■ **AIM**
Report how many lines below contain the word "italiani", and give only that number.

------ DATA SHOWN ------

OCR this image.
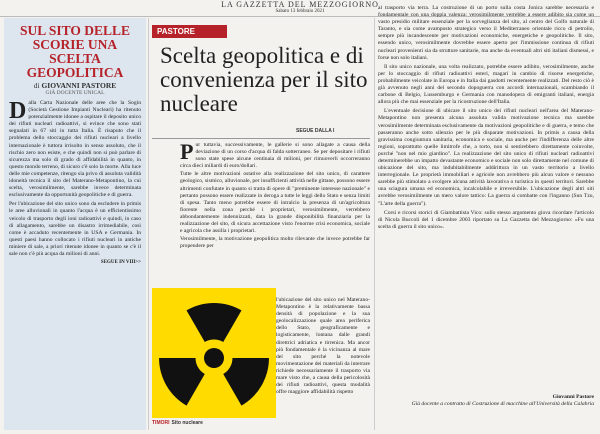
LA GAZZETTA DEL MEZZOGIORNO
Sabato 13 febbraio 2021
SUL SITO DELLE SCORIE UNA SCELTA GEOPOLITICA
di GIOVANNI PASTORE
GIÀ DOCENTE UNICAL

Dalla Carta Nazionale delle aree che la Sogin (Società Gestione Impianti Nucleari) ha ritenuto potenzialmente idonee a ospitare il deposito unico dei rifiuti nucleari radioattivi, si evince che sono stati segnalati in 67 siti in tutta Italia. È risaputo che il problema dello stoccaggio dei rifiuti nucleari a livello internazionale è tuttora irrisolto in senso assoluto, che il rischio zero non esiste, e che quindi non si può parlare di sicurezza ma solo di grado di affidabilità in quanto, in questo mondo terreno, di sicuro c'è solo la morte. Alla luce delle mie competenze, ritengo sia privo di assoluta validità idoneità tecnica il sito del Materano-Metapontino, la cui scelta, verosimilmente, sarebbe invece determinata esclusivamente da opportunità geopolitiche e di guerra.

Per l'ubicazione del sito unico sono da escludere in primis le aree alluvionali in quanto l'acqua è un efficientissimo veicolo di trasporto degli ioni radioattivi e quindi, in caso di allagamento, sarebbe un disastro irrimediabile, così come è accaduto recentemente in USA e Germania. In questi paesi hanno collocato i rifiuti nucleari in antiche miniere di sale, a priori ritenute idonee in quanto se c'è il sale non c'è più acqua da milioni di anni.

SEGUE IN VIII>>
PASTORE
Scelta geopolitica e di convenienza per il sito nucleare
SEGUE DALLA I

Pur tuttavia, successivamente, le gallerie si sono allagate a causa della deviazione di un corso d'acqua di falda sotterraneo. Se per depositare i rifiuti sono state spese alcune centinaia di milioni, per rimuoverli occorreranno circa dieci miliardi di euro/dollari.

Tutte le altre motivazioni ostative alla realizzazione del sito unico, di carattere geologico, sismico, alluvionale, per insufficienti attività nelle gittane, possono essere altrimenti confutate in quanto si tratta di opere di "preminente interesse nazionale" e pertanto possono essere realizzate in deroga a tutte le leggi dello Stato e senza limiti di spesa. Tanto meno potrebbe essere di intralcio la presenza di un'agricoltura fiorente nella zona perché i proprietari, verosimilmente, verrebbero abbondantemente indennizzati, data la grande disponibilità finanziaria per la realizzazione del sito, di sicura accettazione visto l'enorme crisi economica, sociale e agricola che assilla i proprietari.

Verosimilmente, la motivazione geopolitica molto rilevante che invece potrebbe far propendere per

l'ubicazione del sito unico nel Materano-Metapontino è la relativamente bassa densità di popolazione e la sua geolocalizzazione quale area periferica dello Stato, geograficamente e logisticamente, lontana dalle grandi direttrici adriatica e tirrenica. Ma ancor più fondamentale è la vicinanza al mare del sito perché la notevole movimentazione dei materiali da interrare richiede necessariamente il trasporto via mare visto che, a causa della pericolosità dei rifiuti radioattivi, questa modalità offre maggiore affidabilità rispetto
TIMORI Sito nucleare

al trasporto via terra. La costruzione di un porto sulla costa Jonica sarebbe necessaria e fondamentale con una doppia valenza: verosimilmente verrebbe a essere adibito sia come un vasto presidio militare essenziale per la sorveglianza del sito, al centro del Golfo naturale di Taranto, e sia come avamposto strategico verso il Mediterraneo orientale ricco di petrolio, sempre più incandescente per motivazioni economiche, energetiche e geopolitiche. Il sito, essendo unico, verosimilmente dovrebbe essere aperto per l'immissione continua di rifiuti nucleari provenienti sia da strutture sanitarie, ma anche da eventuali altri siti italiani dismessi, e forse non solo italiani.

Il sito unico nazionale, una volta realizzato, potrebbe essere adibito, verosimilmente, anche per lo stoccaggio di rifiuti radioattivi esteri, magari in cambio di risorse energetiche, probabilmente veicolate in Europa e in Italia dai gasdotti recentemente realizzati. Del resto ciò è già avvenuto negli anni del secondo dopoguerra con accordi internazionali, scambiando il carbone di Belgio, Lussemburgo e Germania con manodopera di emigranti italiani, energia allora più che mai essenziale per la ricostruzione dell'Italia.

L'eventuale decisione di ubicare il sito unico dei rifiuti nucleari nell'area del Materano-Metapontino non presenta alcuna assoluta valida motivazione tecnica ma sarebbe verosimilmente determinata esclusivamente da motivazioni geopolitiche e di guerra, e temo che passeranno anche sotto silenzio per le più disparate motivazioni. In primis a causa della gravissima congiuntura sanitaria, economica e sociale, ma anche per l'indifferenza delle altre regioni, soprattutto quelle limitrofe che, a torto, non si sentirebbero direttamente coinvolte, purché "non nel mio giardino". La realizzazione del sito unico di rifiuti nucleari radioattivi determinerebbe un impatto devastante economico e sociale non solo direttamente nel comune di ubicazione del sito, ma indubitabilmente addirittura in un vasto territorio a livello interregionale. Le proprietà immobiliari e agricole non avrebbero più alcun valore e nessuno sarebbe più stimolato a svolgere alcuna attività lavorativa o turistica in questi territori. Sarebbe una sciagura umana ed economica, incalcolabile e irreversibile. L'ubicazione degli altri siti avrebbe verosimilmente un mero valore tattico: La guerra si combatte con l'inganno (Sun Tzu, "L'arte della guerra").

Corsi e ricorsi storici di Giambattista Vico: sullo stesso argomento giova ricordare l'articolo di Nicola Buccoli del 1 dicembre 2003 riportato su La Gazzetta del Mezzogiorno: «Fu una scelta di guerra il sito unico».

Giovanni Pastore
Già docente a contratto di Costruzione di macchine all'Università della Calabria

------

■ **CORRECT RESULT**
2